Retype each line of the material exactly, please, skipping any picture in it.

Material provided:
● ● ● ● ●

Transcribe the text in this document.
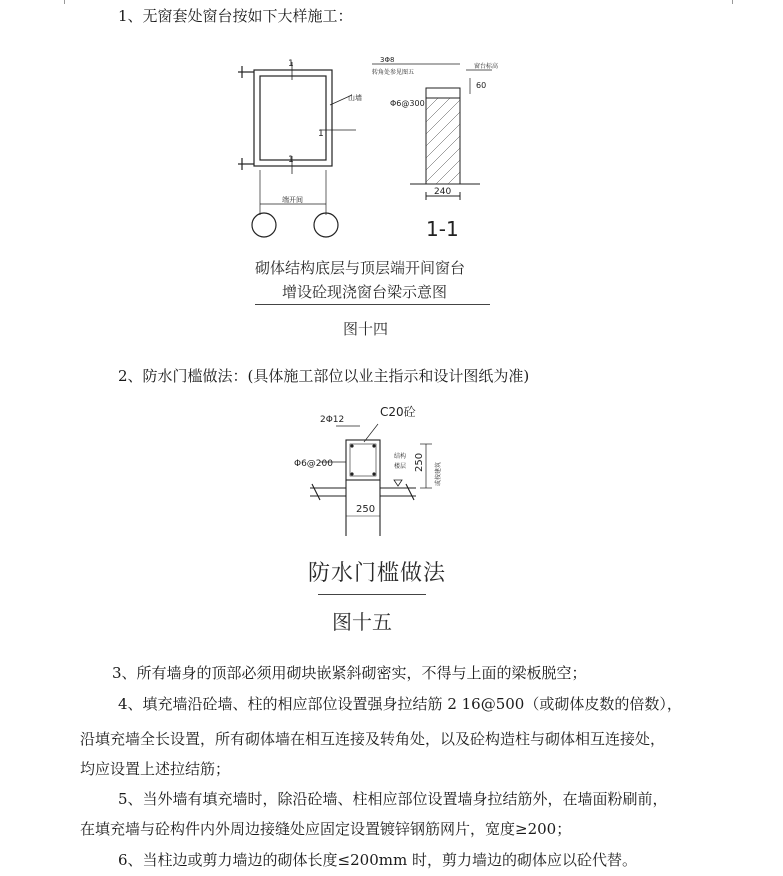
1、无窗套处窗台按如下大样施工：
1
1
1
山墙
端开间
3Φ8
转角处参见图五
窗台标高
Φ6@300
60
240
1-1
砌体结构底层与顶层端开间窗台
增设砼现浇窗台梁示意图
图十四
2、防水门槛做法：(具体施工部位以业主指示和设计图纸为准)
2Φ12
C20砼
Φ6@200
结构
楼层 250 或按建筑
250
防水门槛做法
图十五
3、所有墙身的顶部必须用砌块嵌紧斜砌密实，不得与上面的梁板脱空；
4、填充墙沿砼墙、柱的相应部位设置强身拉结筋 2 16@500（或砌体皮数的倍数），
沿填充墙全长设置，所有砌体墙在相互连接及转角处，以及砼构造柱与砌体相互连接处，
均应设置上述拉结筋；
5、当外墙有填充墙时，除沿砼墙、柱相应部位设置墙身拉结筋外，在墙面粉刷前，
在填充墙与砼构件内外周边接缝处应固定设置镀锌钢筋网片，宽度≥200；
6、当柱边或剪力墙边的砌体长度≤200mm 时，剪力墙边的砌体应以砼代替。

● ● ● ● ●

Answer to the exercise:
Transcribe the text in this document.
1、无窗套处窗台按如下大样施工：
1
1
1
山墙
端开间
3Φ8
转角处参见图五
窗台标高
Φ6@300
60
240
1-1
砌体结构底层与顶层端开间窗台
增设砼现浇窗台梁示意图
图十四
2、防水门槛做法：(具体施工部位以业主指示和设计图纸为准)
2Φ12
C20砼
Φ6@200
结构
楼层 250 或按建筑
250
防水门槛做法
图十五
3、所有墙身的顶部必须用砌块嵌紧斜砌密实，不得与上面的梁板脱空；
4、填充墙沿砼墙、柱的相应部位设置强身拉结筋 2 16@500（或砌体皮数的倍数），
沿填充墙全长设置，所有砌体墙在相互连接及转角处，以及砼构造柱与砌体相互连接处，
均应设置上述拉结筋；
5、当外墙有填充墙时，除沿砼墙、柱相应部位设置墙身拉结筋外，在墙面粉刷前，
在填充墙与砼构件内外周边接缝处应固定设置镀锌钢筋网片，宽度≥200；
6、当柱边或剪力墙边的砌体长度≤200mm 时，剪力墙边的砌体应以砼代替。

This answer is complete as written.